◆ Exercise description: Give the listing below again in full, exactly as written.

* Begin *

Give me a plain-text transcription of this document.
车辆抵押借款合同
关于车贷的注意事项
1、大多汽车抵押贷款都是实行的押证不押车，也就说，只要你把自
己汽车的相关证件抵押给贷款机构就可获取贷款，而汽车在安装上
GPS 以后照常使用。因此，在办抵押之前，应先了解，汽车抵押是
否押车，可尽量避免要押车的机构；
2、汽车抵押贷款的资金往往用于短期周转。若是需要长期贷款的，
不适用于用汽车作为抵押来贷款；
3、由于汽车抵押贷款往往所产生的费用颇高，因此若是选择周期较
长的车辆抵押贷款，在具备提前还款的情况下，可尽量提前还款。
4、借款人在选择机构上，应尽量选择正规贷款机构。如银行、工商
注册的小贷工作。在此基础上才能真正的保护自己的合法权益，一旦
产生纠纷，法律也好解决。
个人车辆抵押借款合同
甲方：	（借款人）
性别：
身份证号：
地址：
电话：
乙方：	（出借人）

* End *

◆ Solution below:
Give me a plain-text transcription of this document.
车辆抵押借款合同
关于车贷的注意事项
1、大多汽车抵押贷款都是实行的押证不押车，也就说，只要你把自
己汽车的相关证件抵押给贷款机构就可获取贷款，而汽车在安装上
GPS 以后照常使用。因此，在办抵押之前，应先了解，汽车抵押是
否押车，可尽量避免要押车的机构；
2、汽车抵押贷款的资金往往用于短期周转。若是需要长期贷款的，
不适用于用汽车作为抵押来贷款；
3、由于汽车抵押贷款往往所产生的费用颇高，因此若是选择周期较
长的车辆抵押贷款，在具备提前还款的情况下，可尽量提前还款。
4、借款人在选择机构上，应尽量选择正规贷款机构。如银行、工商
注册的小贷工作。在此基础上才能真正的保护自己的合法权益，一旦
产生纠纷，法律也好解决。
个人车辆抵押借款合同
甲方：	（借款人）
性别：
身份证号：
地址：
电话：
乙方：	（出借人）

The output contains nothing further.